__Available data__
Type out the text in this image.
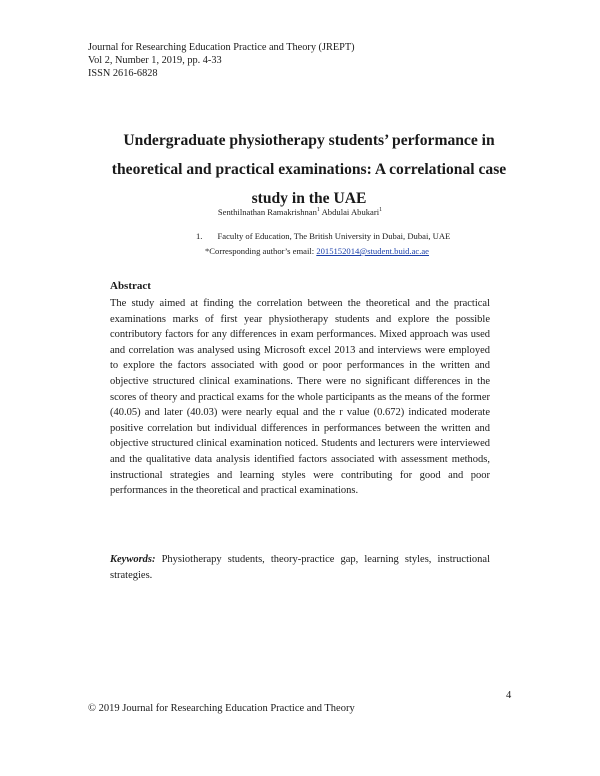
Journal for Researching Education Practice and Theory (JREPT)
Vol 2, Number 1, 2019, pp. 4-33
ISSN 2616-6828
Undergraduate physiotherapy students’ performance in theoretical and practical examinations: A correlational case study in the UAE
Senthilnathan Ramakrishnan$^1$ Abdulai Abukari$^1$
1. Faculty of Education, The British University in Dubai, Dubai, UAE
*Corresponding author’s email: 2015152014@student.buid.ac.ae
Abstract
The study aimed at finding the correlation between the theoretical and the practical examinations marks of first year physiotherapy students and explore the possible contributory factors for any differences in exam performances. Mixed approach was used and correlation was analysed using Microsoft excel 2013 and interviews were employed to explore the factors associated with good or poor performances in the written and objective structured clinical examinations. There were no significant differences in the scores of theory and practical exams for the whole participants as the means of the former (40.05) and later (40.03) were nearly equal and the r value (0.672) indicated moderate positive correlation but individual differences in performances between the written and objective structured clinical examination noticed. Students and lecturers were interviewed and the qualitative data analysis identified factors associated with assessment methods, instructional strategies and learning styles were contributing for good and poor performances in the theoretical and practical examinations.
Keywords: Physiotherapy students, theory-practice gap, learning styles, instructional strategies.
4
© 2019 Journal for Researching Education Practice and Theory
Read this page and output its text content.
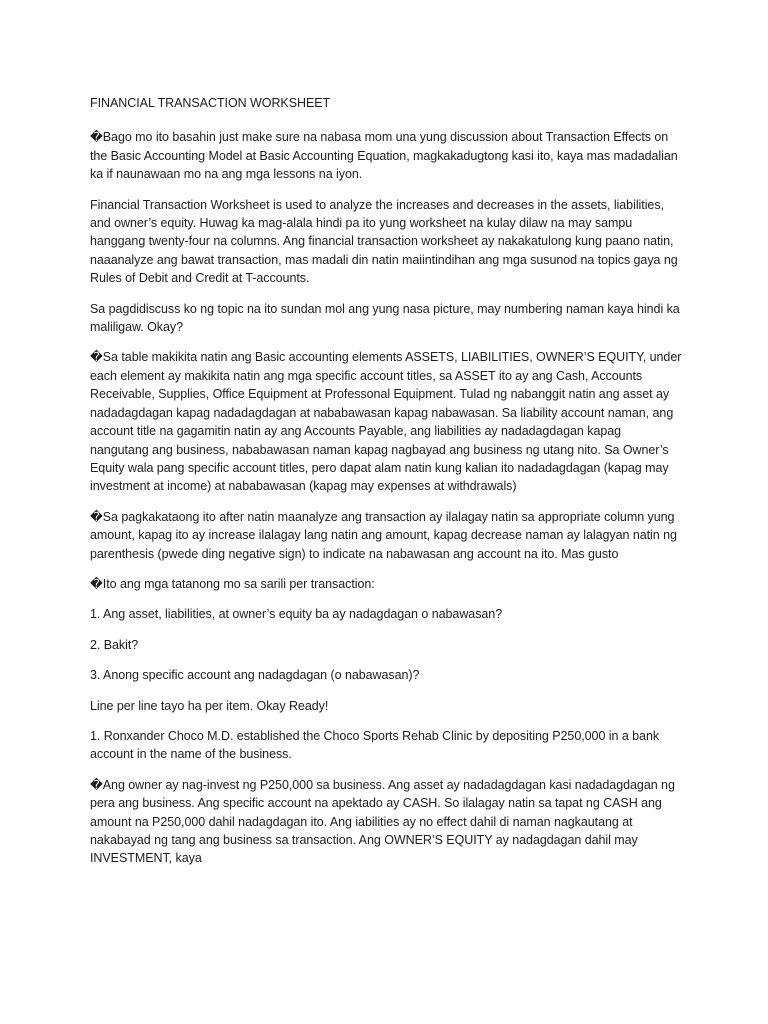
FINANCIAL TRANSACTION WORKSHEET

�Bago mo ito basahin just make sure na nabasa mom una yung discussion about Transaction Effects on the Basic Accounting Model at Basic Accounting Equation, magkakadugtong kasi ito, kaya mas madadalian ka if naunawaan mo na ang mga lessons na iyon.

Financial Transaction Worksheet is used to analyze the increases and decreases in the assets, liabilities, and owner’s equity. Huwag ka mag-alala hindi pa ito yung worksheet na kulay dilaw na may sampu hanggang twenty-four na columns. Ang financial transaction worksheet ay nakakatulong kung paano natin, naaanalyze ang bawat transaction, mas madali din natin maiintindihan ang mga susunod na topics gaya ng Rules of Debit and Credit at T-accounts.

Sa pagdidiscuss ko ng topic na ito sundan mol ang yung nasa picture, may numbering naman kaya hindi ka maliligaw. Okay?

�Sa table makikita natin ang Basic accounting elements ASSETS, LIABILITIES, OWNER’S EQUITY, under each element ay makikita natin ang mga specific account titles, sa ASSET ito ay ang Cash, Accounts Receivable, Supplies, Office Equipment at Professonal Equipment. Tulad ng nabanggit natin ang asset ay nadadagdagan kapag nadadagdagan at nababawasan kapag nabawasan. Sa liability account naman, ang account title na gagamitin natin ay ang Accounts Payable, ang liabilities ay nadadagdagan kapag nangutang ang business, nababawasan naman kapag nagbayad ang business ng utang nito. Sa Owner’s Equity wala pang specific account titles, pero dapat alam natin kung kalian ito nadadagdagan (kapag may investment at income) at nababawasan (kapag may expenses at withdrawals)

�Sa pagkakataong ito after natin maanalyze ang transaction ay ilalagay natin sa appropriate column yung amount, kapag ito ay increase ilalagay lang natin ang amount, kapag decrease naman ay lalagyan natin ng parenthesis (pwede ding negative sign) to indicate na nabawasan ang account na ito. Mas gusto

�Ito ang mga tatanong mo sa sarili per transaction:

1. Ang asset, liabilities, at owner’s equity ba ay nadagdagan o nabawasan?

2. Bakit?

3. Anong specific account ang nadagdagan (o nabawasan)?

Line per line tayo ha per item. Okay Ready!

1. Ronxander Choco M.D. established the Choco Sports Rehab Clinic by depositing P250,000 in a bank account in the name of the business.

�Ang owner ay nag-invest ng P250,000 sa business. Ang asset ay nadadagdagan kasi nadadagdagan ng pera ang business. Ang specific account na apektado ay CASH. So ilalagay natin sa tapat ng CASH ang amount na P250,000 dahil nadagdagan ito. Ang iabilities ay no effect dahil di naman nagkautang at nakabayad ng tang ang business sa transaction. Ang OWNER’S EQUITY ay nadagdagan dahil may INVESTMENT, kaya
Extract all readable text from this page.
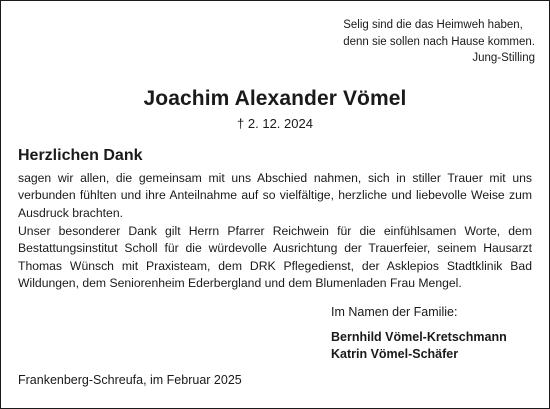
Selig sind die das Heimweh haben,
denn sie sollen nach Hause kommen.
Jung-Stilling
Joachim Alexander Vömel
† 2. 12. 2024
Herzlichen Dank
sagen wir allen, die gemeinsam mit uns Abschied nahmen, sich in stiller Trauer mit uns verbunden fühlten und ihre Anteilnahme auf so vielfältige, herzliche und liebevolle Weise zum Ausdruck brachten.
Unser besonderer Dank gilt Herrn Pfarrer Reichwein für die einfühlsamen Worte, dem Bestattungsinstitut Scholl für die würdevolle Ausrichtung der Trauerfeier, seinem Hausarzt Thomas Wünsch mit Praxisteam, dem DRK Pflegedienst, der Asklepios Stadtklinik Bad Wildungen, dem Seniorenheim Ederbergland und dem Blumenladen Frau Mengel.
Im Namen der Familie:
Bernhild Vömel-Kretschmann
Katrin Vömel-Schäfer
Frankenberg-Schreufa, im Februar 2025
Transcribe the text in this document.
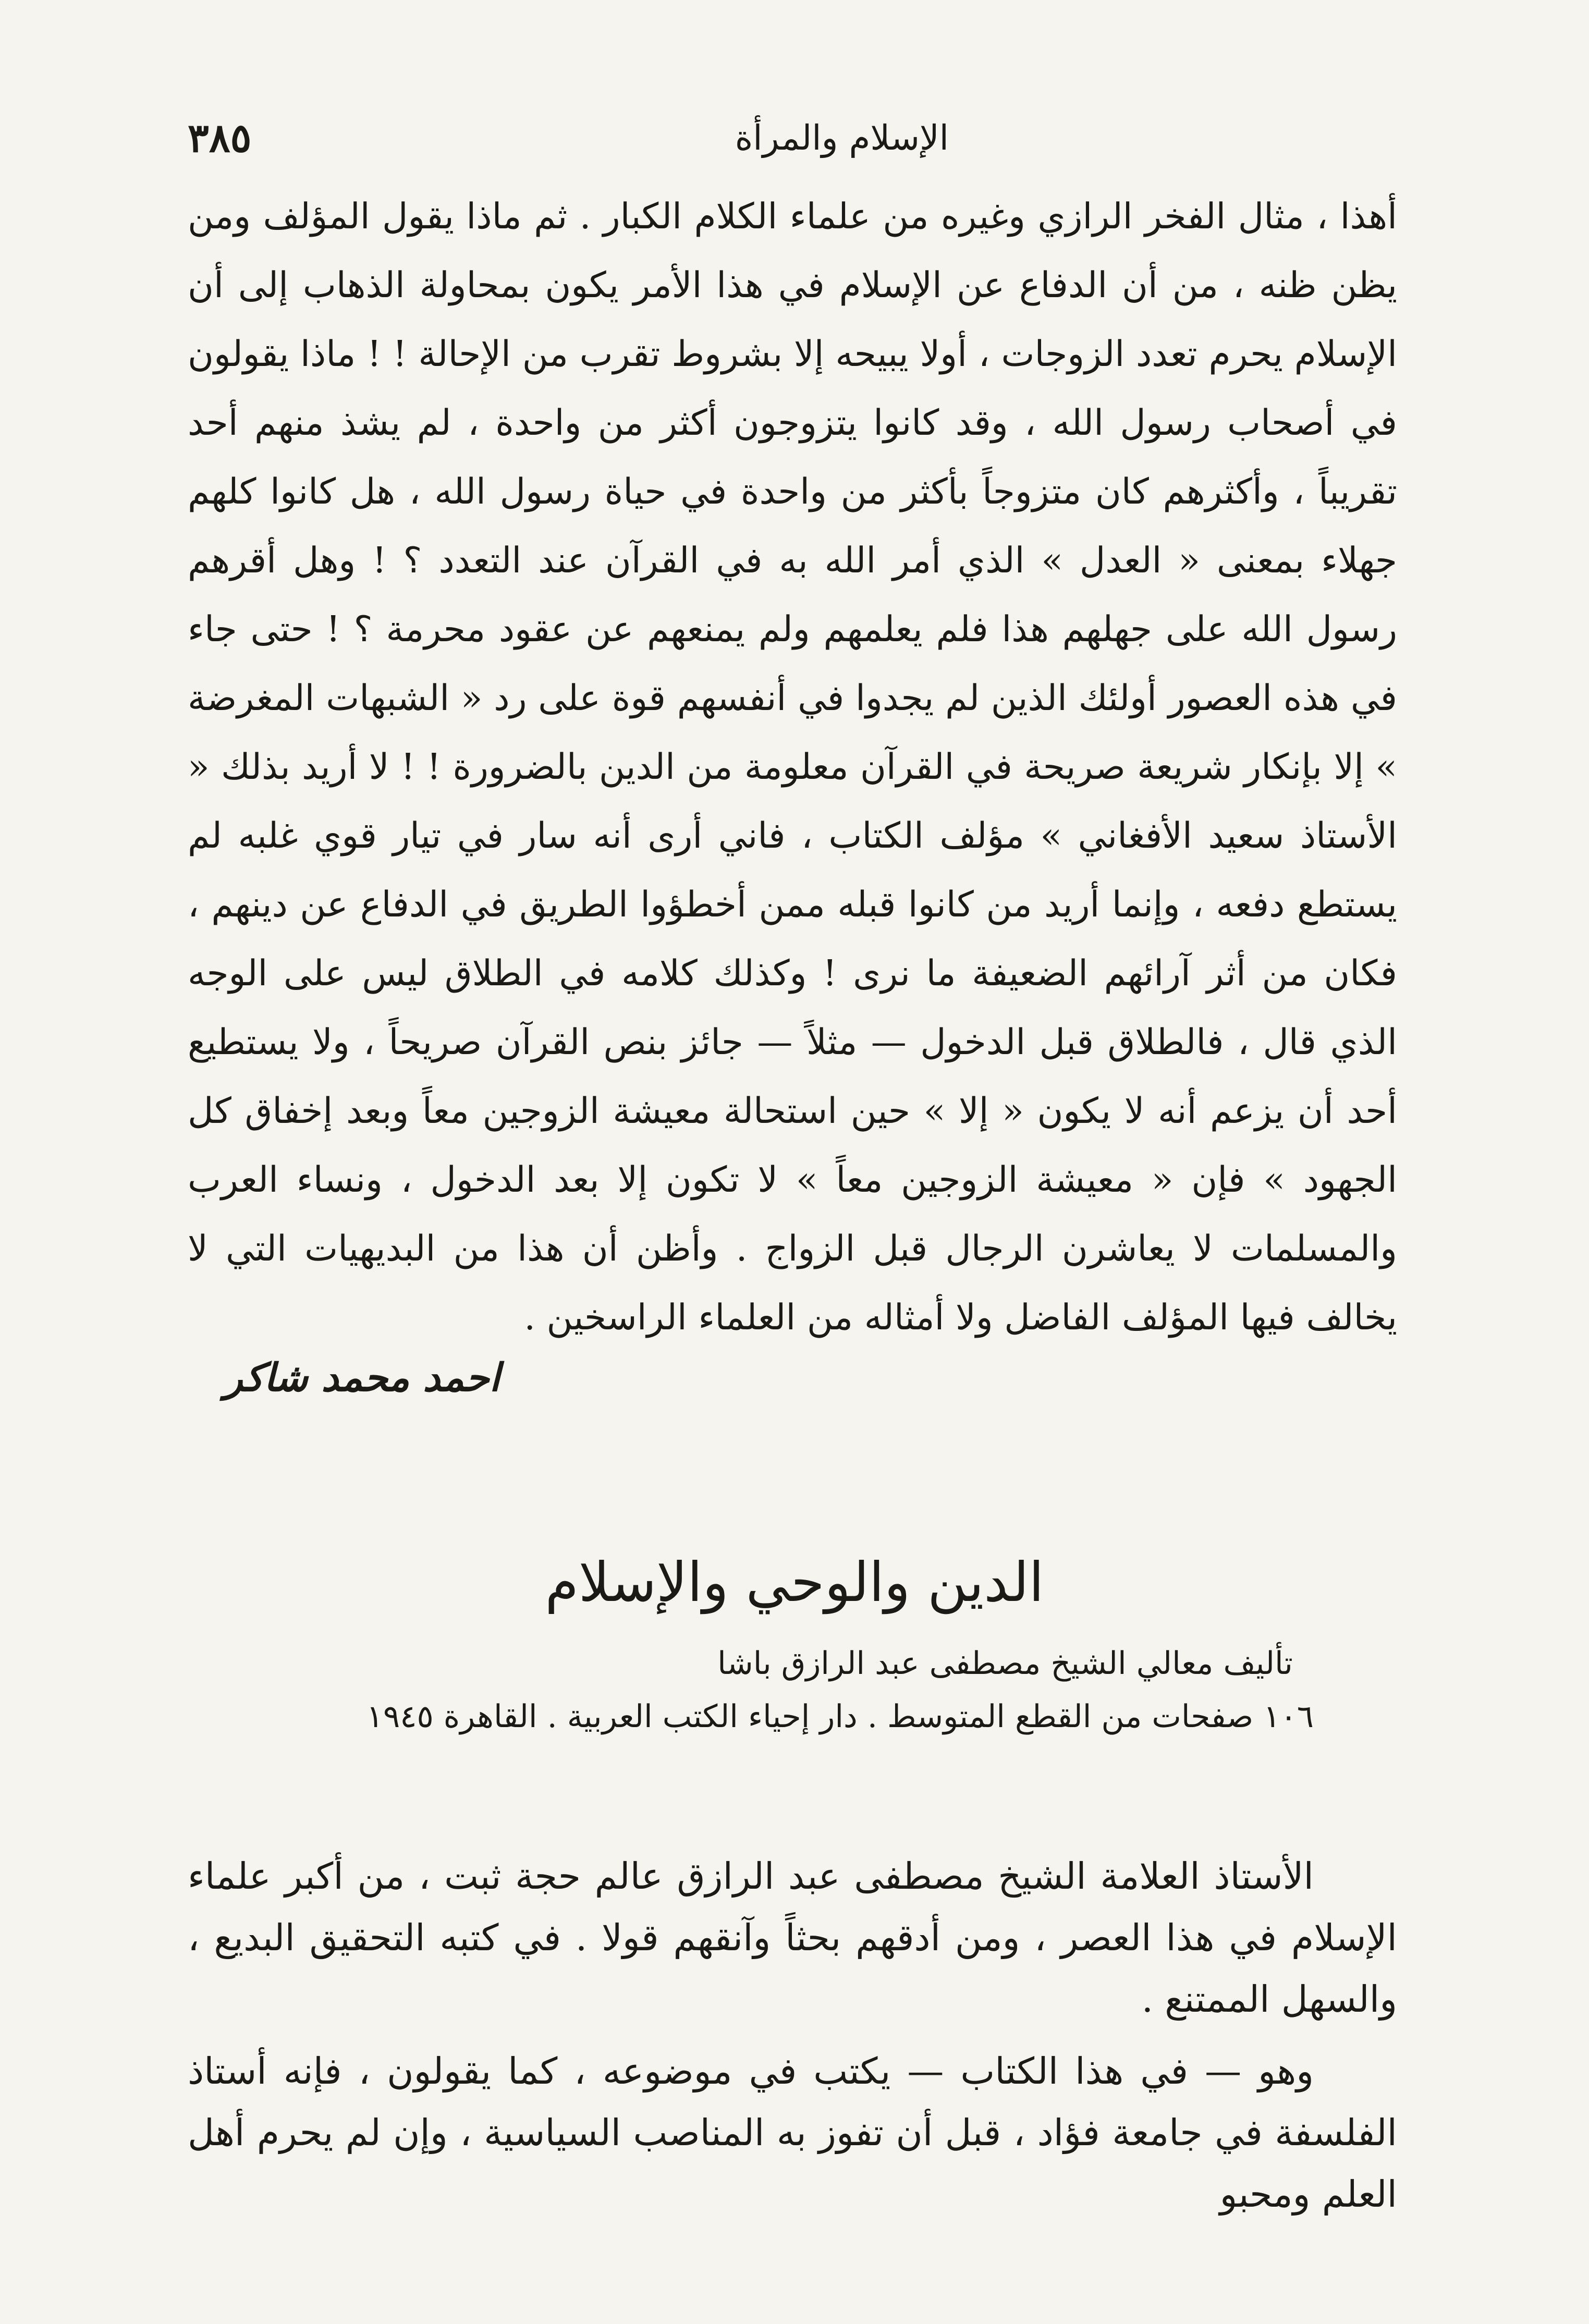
الإسلام والمرأة
٣٨٥

أهذا ، مثال الفخر الرازي وغيره من علماء الكلام الكبار . ثم ماذا يقول المؤلف ومن يظن ظنه ، من أن الدفاع عن الإسلام في هذا الأمر يكون بمحاولة الذهاب إلى أن الإسلام يحرم تعدد الزوجات ، أولا يبيحه إلا بشروط تقرب من الإحالة ! ! ماذا يقولون في أصحاب رسول الله ، وقد كانوا يتزوجون أكثر من واحدة ، لم يشذ منهم أحد تقريباً ، وأكثرهم كان متزوجاً بأكثر من واحدة في حياة رسول الله ، هل كانوا كلهم جهلاء بمعنى « العدل » الذي أمر الله به في القرآن عند التعدد ؟ ! وهل أقرهم رسول الله على جهلهم هذا فلم يعلمهم ولم يمنعهم عن عقود محرمة ؟ ! حتى جاء في هذه العصور أولئك الذين لم يجدوا في أنفسهم قوة على رد « الشبهات المغرضة » إلا بإنكار شريعة صريحة في القرآن معلومة من الدين بالضرورة ! ! لا أريد بذلك « الأستاذ سعيد الأفغاني » مؤلف الكتاب ، فاني أرى أنه سار في تيار قوي غلبه لم يستطع دفعه ، وإنما أريد من كانوا قبله ممن أخطؤوا الطريق في الدفاع عن دينهم ، فكان من أثر آرائهم الضعيفة ما نرى ! وكذلك كلامه في الطلاق ليس على الوجه الذي قال ، فالطلاق قبل الدخول — مثلاً — جائز بنص القرآن صريحاً ، ولا يستطيع أحد أن يزعم أنه لا يكون « إلا » حين استحالة معيشة الزوجين معاً وبعد إخفاق كل الجهود » فإن « معيشة الزوجين معاً » لا تكون إلا بعد الدخول ، ونساء العرب والمسلمات لا يعاشرن الرجال قبل الزواج . وأظن أن هذا من البديهيات التي لا يخالف فيها المؤلف الفاضل ولا أمثاله من العلماء الراسخين .

احمد محمد شاكر
الدين والوحي والإسلام
تأليف معالي الشيخ مصطفى عبد الرازق باشا
١٠٦ صفحات من القطع المتوسط . دار إحياء الكتب العربية . القاهرة ١٩٤٥

الأستاذ العلامة الشيخ مصطفى عبد الرازق عالم حجة ثبت ، من أكبر علماء الإسلام في هذا العصر ، ومن أدقهم بحثاً وآنقهم قولا . في كتبه التحقيق البديع ، والسهل الممتنع .

وهو — في هذا الكتاب — يكتب في موضوعه ، كما يقولون ، فإنه أستاذ الفلسفة في جامعة فؤاد ، قبل أن تفوز به المناصب السياسية ، وإن لم يحرم أهل العلم ومحبو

__Exercise goal__
Find each line with the string "text" and copy it out.

__Exercise response__
Type out the text in this image.
Read this page and output its text content.
Extract all readable text from this page.
Transcribe the text in this document.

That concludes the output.